▸ **WHAT NEEDS TO BE DONE**:
Of the lines in the entries, how many hold the word "支那文学概论讲话"? Give that number alone.

* Start RECORDS TO PROCESS *

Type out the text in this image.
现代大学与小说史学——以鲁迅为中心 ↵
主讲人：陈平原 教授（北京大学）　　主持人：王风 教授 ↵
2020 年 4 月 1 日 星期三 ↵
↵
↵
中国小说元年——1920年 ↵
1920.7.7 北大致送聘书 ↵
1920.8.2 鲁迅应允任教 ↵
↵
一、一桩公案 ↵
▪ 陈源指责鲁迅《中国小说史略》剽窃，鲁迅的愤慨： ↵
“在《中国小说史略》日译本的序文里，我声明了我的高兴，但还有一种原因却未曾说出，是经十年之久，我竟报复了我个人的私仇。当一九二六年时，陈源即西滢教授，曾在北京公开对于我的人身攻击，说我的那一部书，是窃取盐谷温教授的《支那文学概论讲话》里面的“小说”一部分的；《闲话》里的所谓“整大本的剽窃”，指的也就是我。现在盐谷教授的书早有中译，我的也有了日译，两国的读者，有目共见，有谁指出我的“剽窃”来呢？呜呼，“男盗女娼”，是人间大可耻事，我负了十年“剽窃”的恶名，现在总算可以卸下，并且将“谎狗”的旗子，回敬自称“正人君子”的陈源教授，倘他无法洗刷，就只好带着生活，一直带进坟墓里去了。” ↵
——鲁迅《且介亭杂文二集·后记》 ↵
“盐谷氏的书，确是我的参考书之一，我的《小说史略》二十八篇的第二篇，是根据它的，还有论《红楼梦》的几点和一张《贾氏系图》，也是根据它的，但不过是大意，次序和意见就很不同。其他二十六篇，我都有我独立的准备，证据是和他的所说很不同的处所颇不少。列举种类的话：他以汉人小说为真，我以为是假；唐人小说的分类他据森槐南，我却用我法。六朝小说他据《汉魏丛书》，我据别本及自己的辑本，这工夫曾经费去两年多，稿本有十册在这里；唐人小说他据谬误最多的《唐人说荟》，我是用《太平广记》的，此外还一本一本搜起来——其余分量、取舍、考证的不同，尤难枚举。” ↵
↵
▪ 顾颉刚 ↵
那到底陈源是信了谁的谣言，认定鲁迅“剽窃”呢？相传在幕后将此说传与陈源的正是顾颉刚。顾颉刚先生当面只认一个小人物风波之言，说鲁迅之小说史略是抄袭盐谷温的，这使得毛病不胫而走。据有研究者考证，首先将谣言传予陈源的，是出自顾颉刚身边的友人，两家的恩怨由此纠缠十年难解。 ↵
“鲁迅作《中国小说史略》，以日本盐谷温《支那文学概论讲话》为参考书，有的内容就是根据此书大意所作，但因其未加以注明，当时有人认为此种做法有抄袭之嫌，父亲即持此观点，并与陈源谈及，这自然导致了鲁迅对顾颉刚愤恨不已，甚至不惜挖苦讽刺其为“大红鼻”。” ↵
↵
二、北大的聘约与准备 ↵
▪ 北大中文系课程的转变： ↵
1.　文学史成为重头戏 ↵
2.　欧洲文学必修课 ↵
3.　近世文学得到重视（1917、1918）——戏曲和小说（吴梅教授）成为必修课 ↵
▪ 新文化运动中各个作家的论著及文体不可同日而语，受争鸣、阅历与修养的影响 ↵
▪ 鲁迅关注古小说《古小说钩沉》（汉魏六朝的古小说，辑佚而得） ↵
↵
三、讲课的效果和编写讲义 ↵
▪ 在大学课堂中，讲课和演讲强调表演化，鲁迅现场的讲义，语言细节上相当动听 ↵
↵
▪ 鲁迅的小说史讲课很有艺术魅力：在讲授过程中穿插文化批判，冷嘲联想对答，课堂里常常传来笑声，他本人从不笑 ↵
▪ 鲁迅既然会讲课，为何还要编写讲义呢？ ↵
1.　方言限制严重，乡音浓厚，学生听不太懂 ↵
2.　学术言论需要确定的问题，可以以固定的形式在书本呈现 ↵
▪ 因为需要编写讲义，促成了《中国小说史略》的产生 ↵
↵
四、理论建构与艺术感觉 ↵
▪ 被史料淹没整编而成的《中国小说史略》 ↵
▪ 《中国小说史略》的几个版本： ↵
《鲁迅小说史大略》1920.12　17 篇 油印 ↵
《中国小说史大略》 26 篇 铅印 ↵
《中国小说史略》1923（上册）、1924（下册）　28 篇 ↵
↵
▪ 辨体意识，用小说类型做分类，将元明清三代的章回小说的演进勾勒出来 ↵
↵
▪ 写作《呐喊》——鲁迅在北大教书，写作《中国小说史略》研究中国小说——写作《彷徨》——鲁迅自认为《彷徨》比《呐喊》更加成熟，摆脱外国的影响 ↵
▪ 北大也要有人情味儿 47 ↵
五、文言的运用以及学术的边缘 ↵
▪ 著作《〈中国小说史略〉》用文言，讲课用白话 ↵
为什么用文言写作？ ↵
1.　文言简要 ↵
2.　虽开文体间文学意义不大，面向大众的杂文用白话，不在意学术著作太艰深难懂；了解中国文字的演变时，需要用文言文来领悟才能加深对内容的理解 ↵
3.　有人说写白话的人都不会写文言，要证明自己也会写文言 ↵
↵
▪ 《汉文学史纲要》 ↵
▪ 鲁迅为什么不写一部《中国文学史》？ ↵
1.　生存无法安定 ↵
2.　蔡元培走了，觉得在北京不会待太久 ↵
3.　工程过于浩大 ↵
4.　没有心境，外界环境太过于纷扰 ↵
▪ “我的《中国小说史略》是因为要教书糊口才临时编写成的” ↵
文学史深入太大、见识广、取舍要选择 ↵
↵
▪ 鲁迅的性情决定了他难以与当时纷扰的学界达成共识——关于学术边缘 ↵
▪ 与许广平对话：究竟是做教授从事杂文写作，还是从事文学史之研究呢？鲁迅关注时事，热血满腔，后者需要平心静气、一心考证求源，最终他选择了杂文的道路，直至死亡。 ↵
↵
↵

* End RECORDS TO PROCESS *

▸ **EXPECTED ANSWER**:
2